*DIRECTIONS FOR THIS TASK*
Output the material beneath this task exactly, images excluded.

──────────────────────────────

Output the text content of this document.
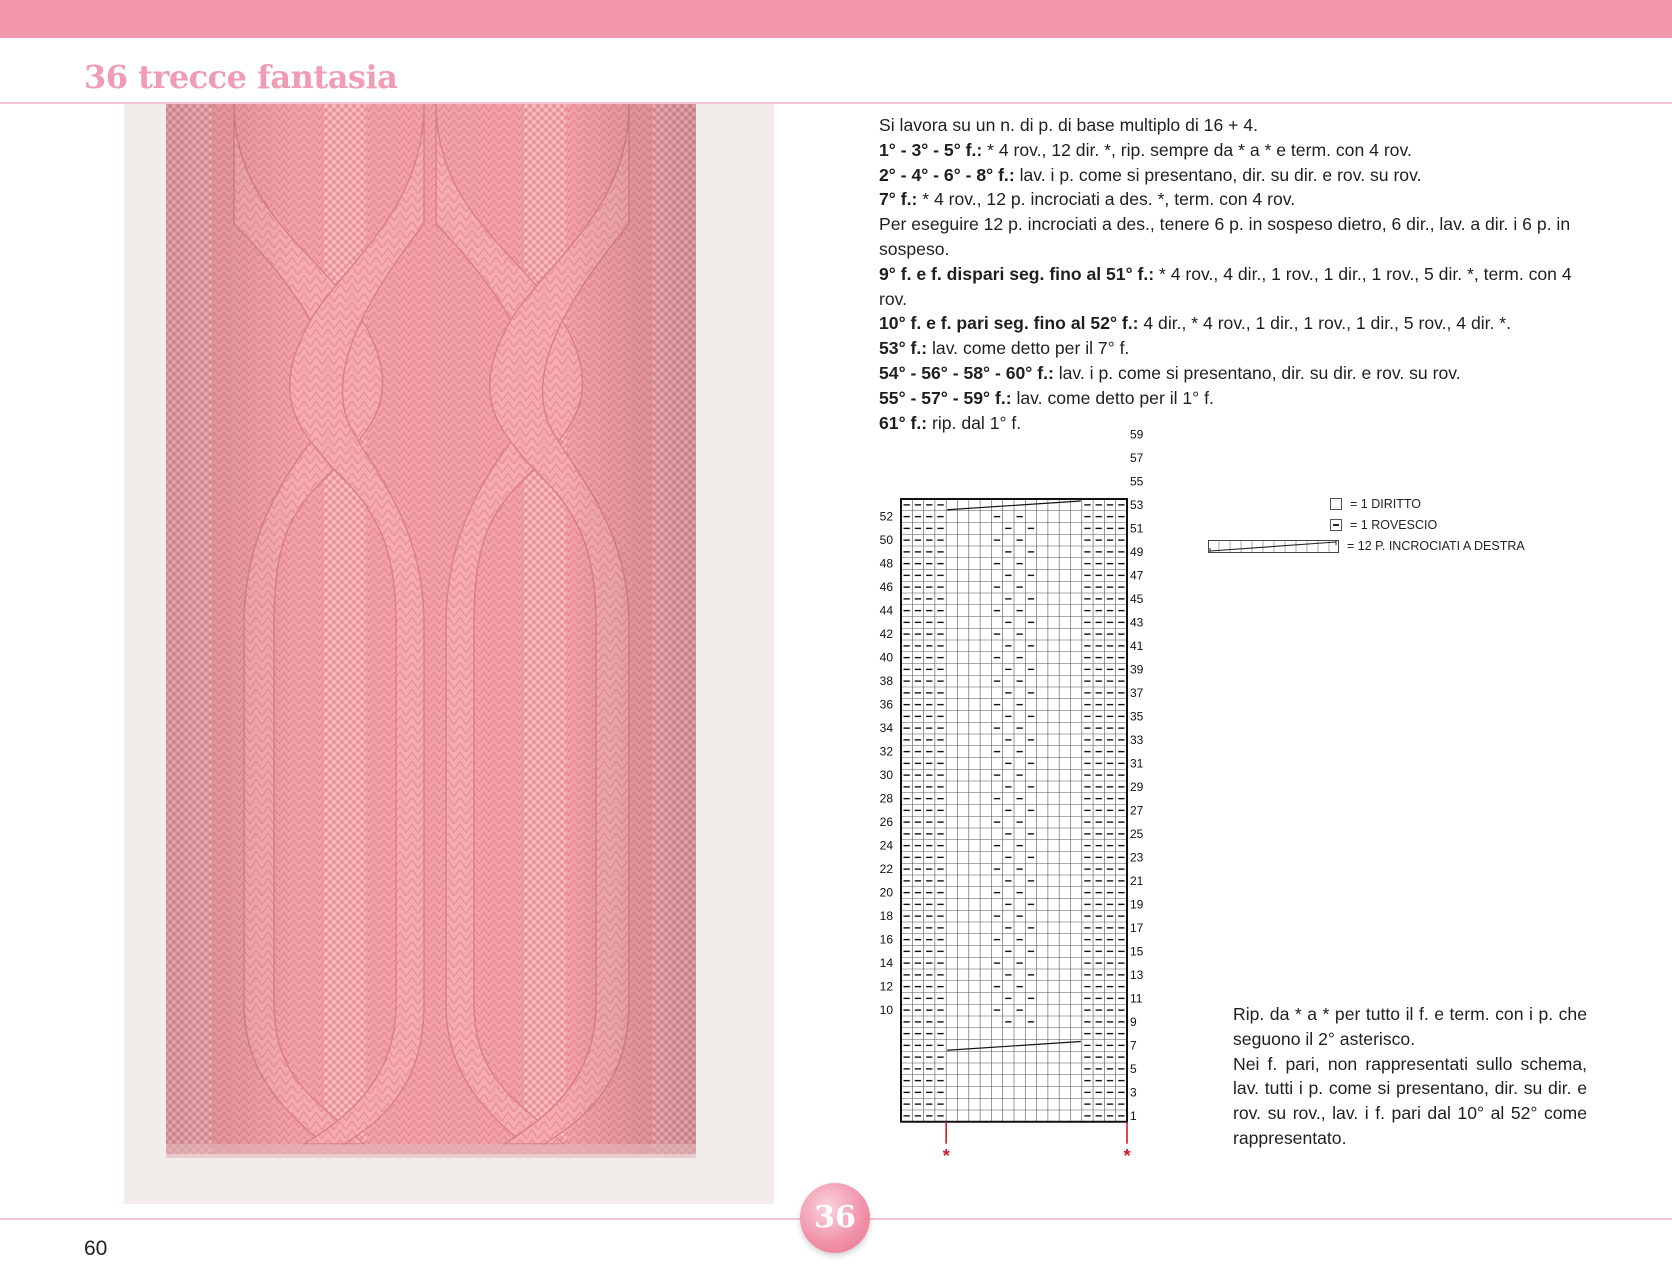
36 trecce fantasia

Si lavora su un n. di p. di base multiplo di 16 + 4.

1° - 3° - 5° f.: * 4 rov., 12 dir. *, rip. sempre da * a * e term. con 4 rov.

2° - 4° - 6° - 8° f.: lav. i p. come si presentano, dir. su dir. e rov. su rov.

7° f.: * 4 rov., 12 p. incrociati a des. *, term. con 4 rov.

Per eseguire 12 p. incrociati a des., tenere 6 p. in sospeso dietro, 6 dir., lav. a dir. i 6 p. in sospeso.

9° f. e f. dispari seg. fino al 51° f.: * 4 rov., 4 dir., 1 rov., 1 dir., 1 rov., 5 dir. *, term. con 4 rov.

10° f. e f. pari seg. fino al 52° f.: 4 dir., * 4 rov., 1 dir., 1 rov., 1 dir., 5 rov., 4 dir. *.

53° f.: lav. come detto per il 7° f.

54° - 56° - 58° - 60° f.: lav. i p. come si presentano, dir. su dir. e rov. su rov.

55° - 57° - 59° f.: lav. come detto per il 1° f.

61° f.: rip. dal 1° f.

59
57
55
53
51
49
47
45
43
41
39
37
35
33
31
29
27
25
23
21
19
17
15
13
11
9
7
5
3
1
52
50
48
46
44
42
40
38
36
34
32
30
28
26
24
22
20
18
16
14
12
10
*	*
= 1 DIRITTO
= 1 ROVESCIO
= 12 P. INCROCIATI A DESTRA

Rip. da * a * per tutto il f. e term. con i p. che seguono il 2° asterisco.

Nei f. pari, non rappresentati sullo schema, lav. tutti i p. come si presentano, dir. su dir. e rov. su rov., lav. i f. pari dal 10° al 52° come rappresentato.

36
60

──────────────────────────────

*TASK ANSWER*
Output the text content of this document.
36 trecce fantasia

Si lavora su un n. di p. di base multiplo di 16 + 4.

1° - 3° - 5° f.: * 4 rov., 12 dir. *, rip. sempre da * a * e term. con 4 rov.

2° - 4° - 6° - 8° f.: lav. i p. come si presentano, dir. su dir. e rov. su rov.

7° f.: * 4 rov., 12 p. incrociati a des. *, term. con 4 rov.

Per eseguire 12 p. incrociati a des., tenere 6 p. in sospeso dietro, 6 dir., lav. a dir. i 6 p. in sospeso.

9° f. e f. dispari seg. fino al 51° f.: * 4 rov., 4 dir., 1 rov., 1 dir., 1 rov., 5 dir. *, term. con 4 rov.

10° f. e f. pari seg. fino al 52° f.: 4 dir., * 4 rov., 1 dir., 1 rov., 1 dir., 5 rov., 4 dir. *.

53° f.: lav. come detto per il 7° f.

54° - 56° - 58° - 60° f.: lav. i p. come si presentano, dir. su dir. e rov. su rov.

55° - 57° - 59° f.: lav. come detto per il 1° f.

61° f.: rip. dal 1° f.

59
57
55
53
51
49
47
45
43
41
39
37
35
33
31
29
27
25
23
21
19
17
15
13
11
9
7
5
3
1
52
50
48
46
44
42
40
38
36
34
32
30
28
26
24
22
20
18
16
14
12
10
*	*
= 1 DIRITTO
= 1 ROVESCIO
= 12 P. INCROCIATI A DESTRA

Rip. da * a * per tutto il f. e term. con i p. che seguono il 2° asterisco.

Nei f. pari, non rappresentati sullo schema, lav. tutti i p. come si presentano, dir. su dir. e rov. su rov., lav. i f. pari dal 10° al 52° come rappresentato.

36
60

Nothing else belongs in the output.